Provided records:

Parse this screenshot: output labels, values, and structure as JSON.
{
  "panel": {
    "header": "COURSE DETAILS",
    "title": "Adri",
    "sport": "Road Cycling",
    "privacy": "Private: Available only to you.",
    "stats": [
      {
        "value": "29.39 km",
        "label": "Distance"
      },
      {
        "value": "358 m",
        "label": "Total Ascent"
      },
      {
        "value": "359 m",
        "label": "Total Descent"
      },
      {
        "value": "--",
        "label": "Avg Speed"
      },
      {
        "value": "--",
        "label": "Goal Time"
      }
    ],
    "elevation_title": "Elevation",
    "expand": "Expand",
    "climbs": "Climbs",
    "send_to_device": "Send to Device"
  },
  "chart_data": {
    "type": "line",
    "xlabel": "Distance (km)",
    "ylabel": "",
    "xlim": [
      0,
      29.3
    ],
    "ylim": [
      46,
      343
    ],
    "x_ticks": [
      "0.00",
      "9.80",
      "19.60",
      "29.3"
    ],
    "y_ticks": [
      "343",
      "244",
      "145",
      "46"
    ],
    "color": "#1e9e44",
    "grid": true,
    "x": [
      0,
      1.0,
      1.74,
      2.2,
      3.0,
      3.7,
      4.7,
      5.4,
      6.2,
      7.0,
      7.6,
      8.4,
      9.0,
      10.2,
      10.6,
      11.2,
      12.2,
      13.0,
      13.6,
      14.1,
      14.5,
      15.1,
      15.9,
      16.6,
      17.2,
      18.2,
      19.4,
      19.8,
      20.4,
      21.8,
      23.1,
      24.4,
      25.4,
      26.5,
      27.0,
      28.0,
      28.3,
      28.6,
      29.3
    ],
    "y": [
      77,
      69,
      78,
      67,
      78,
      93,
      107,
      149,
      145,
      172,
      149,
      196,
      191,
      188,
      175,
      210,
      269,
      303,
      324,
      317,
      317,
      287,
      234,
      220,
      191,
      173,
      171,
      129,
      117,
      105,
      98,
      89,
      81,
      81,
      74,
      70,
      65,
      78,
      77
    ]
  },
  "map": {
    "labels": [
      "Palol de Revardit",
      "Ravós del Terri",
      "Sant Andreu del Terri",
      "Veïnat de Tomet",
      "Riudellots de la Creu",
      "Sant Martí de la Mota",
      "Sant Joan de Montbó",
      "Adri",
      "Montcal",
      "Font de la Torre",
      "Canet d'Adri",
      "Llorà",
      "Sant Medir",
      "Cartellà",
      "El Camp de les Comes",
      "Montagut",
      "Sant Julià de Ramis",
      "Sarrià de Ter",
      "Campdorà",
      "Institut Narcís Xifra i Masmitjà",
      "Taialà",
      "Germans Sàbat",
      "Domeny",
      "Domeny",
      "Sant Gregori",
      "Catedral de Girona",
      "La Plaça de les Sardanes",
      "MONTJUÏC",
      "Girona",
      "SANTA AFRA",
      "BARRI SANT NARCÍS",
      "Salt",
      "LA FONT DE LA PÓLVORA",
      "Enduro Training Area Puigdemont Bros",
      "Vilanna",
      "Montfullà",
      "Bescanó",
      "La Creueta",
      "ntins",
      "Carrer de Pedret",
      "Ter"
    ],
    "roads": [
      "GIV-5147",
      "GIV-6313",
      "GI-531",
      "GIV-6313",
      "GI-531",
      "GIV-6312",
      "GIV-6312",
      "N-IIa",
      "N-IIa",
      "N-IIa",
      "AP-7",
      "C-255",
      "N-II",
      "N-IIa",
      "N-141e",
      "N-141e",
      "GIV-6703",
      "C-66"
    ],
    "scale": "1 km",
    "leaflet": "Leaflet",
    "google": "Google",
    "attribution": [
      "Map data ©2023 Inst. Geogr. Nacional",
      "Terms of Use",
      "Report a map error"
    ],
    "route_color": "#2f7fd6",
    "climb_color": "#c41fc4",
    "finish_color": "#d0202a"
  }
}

Task prompt:
What do the records say? Quote them all exactly.

Result of the exercise:
Parse this screenshot: output labels, values, and structure as JSON.
{
  "panel": {
    "header": "COURSE DETAILS",
    "title": "Adri",
    "sport": "Road Cycling",
    "privacy": "Private: Available only to you.",
    "stats": [
      {
        "value": "29.39 km",
        "label": "Distance"
      },
      {
        "value": "358 m",
        "label": "Total Ascent"
      },
      {
        "value": "359 m",
        "label": "Total Descent"
      },
      {
        "value": "--",
        "label": "Avg Speed"
      },
      {
        "value": "--",
        "label": "Goal Time"
      }
    ],
    "elevation_title": "Elevation",
    "expand": "Expand",
    "climbs": "Climbs",
    "send_to_device": "Send to Device"
  },
  "chart_data": {
    "type": "line",
    "xlabel": "Distance (km)",
    "ylabel": "",
    "xlim": [
      0,
      29.3
    ],
    "ylim": [
      46,
      343
    ],
    "x_ticks": [
      "0.00",
      "9.80",
      "19.60",
      "29.3"
    ],
    "y_ticks": [
      "343",
      "244",
      "145",
      "46"
    ],
    "color": "#1e9e44",
    "grid": true,
    "x": [
      0,
      1.0,
      1.74,
      2.2,
      3.0,
      3.7,
      4.7,
      5.4,
      6.2,
      7.0,
      7.6,
      8.4,
      9.0,
      10.2,
      10.6,
      11.2,
      12.2,
      13.0,
      13.6,
      14.1,
      14.5,
      15.1,
      15.9,
      16.6,
      17.2,
      18.2,
      19.4,
      19.8,
      20.4,
      21.8,
      23.1,
      24.4,
      25.4,
      26.5,
      27.0,
      28.0,
      28.3,
      28.6,
      29.3
    ],
    "y": [
      77,
      69,
      78,
      67,
      78,
      93,
      107,
      149,
      145,
      172,
      149,
      196,
      191,
      188,
      175,
      210,
      269,
      303,
      324,
      317,
      317,
      287,
      234,
      220,
      191,
      173,
      171,
      129,
      117,
      105,
      98,
      89,
      81,
      81,
      74,
      70,
      65,
      78,
      77
    ]
  },
  "map": {
    "labels": [
      "Palol de Revardit",
      "Ravós del Terri",
      "Sant Andreu del Terri",
      "Veïnat de Tomet",
      "Riudellots de la Creu",
      "Sant Martí de la Mota",
      "Sant Joan de Montbó",
      "Adri",
      "Montcal",
      "Font de la Torre",
      "Canet d'Adri",
      "Llorà",
      "Sant Medir",
      "Cartellà",
      "El Camp de les Comes",
      "Montagut",
      "Sant Julià de Ramis",
      "Sarrià de Ter",
      "Campdorà",
      "Institut Narcís Xifra i Masmitjà",
      "Taialà",
      "Germans Sàbat",
      "Domeny",
      "Domeny",
      "Sant Gregori",
      "Catedral de Girona",
      "La Plaça de les Sardanes",
      "MONTJUÏC",
      "Girona",
      "SANTA AFRA",
      "BARRI SANT NARCÍS",
      "Salt",
      "LA FONT DE LA PÓLVORA",
      "Enduro Training Area Puigdemont Bros",
      "Vilanna",
      "Montfullà",
      "Bescanó",
      "La Creueta",
      "ntins",
      "Carrer de Pedret",
      "Ter"
    ],
    "roads": [
      "GIV-5147",
      "GIV-6313",
      "GI-531",
      "GIV-6313",
      "GI-531",
      "GIV-6312",
      "GIV-6312",
      "N-IIa",
      "N-IIa",
      "N-IIa",
      "AP-7",
      "C-255",
      "N-II",
      "N-IIa",
      "N-141e",
      "N-141e",
      "GIV-6703",
      "C-66"
    ],
    "scale": "1 km",
    "leaflet": "Leaflet",
    "google": "Google",
    "attribution": [
      "Map data ©2023 Inst. Geogr. Nacional",
      "Terms of Use",
      "Report a map error"
    ],
    "route_color": "#2f7fd6",
    "climb_color": "#c41fc4",
    "finish_color": "#d0202a"
  }
}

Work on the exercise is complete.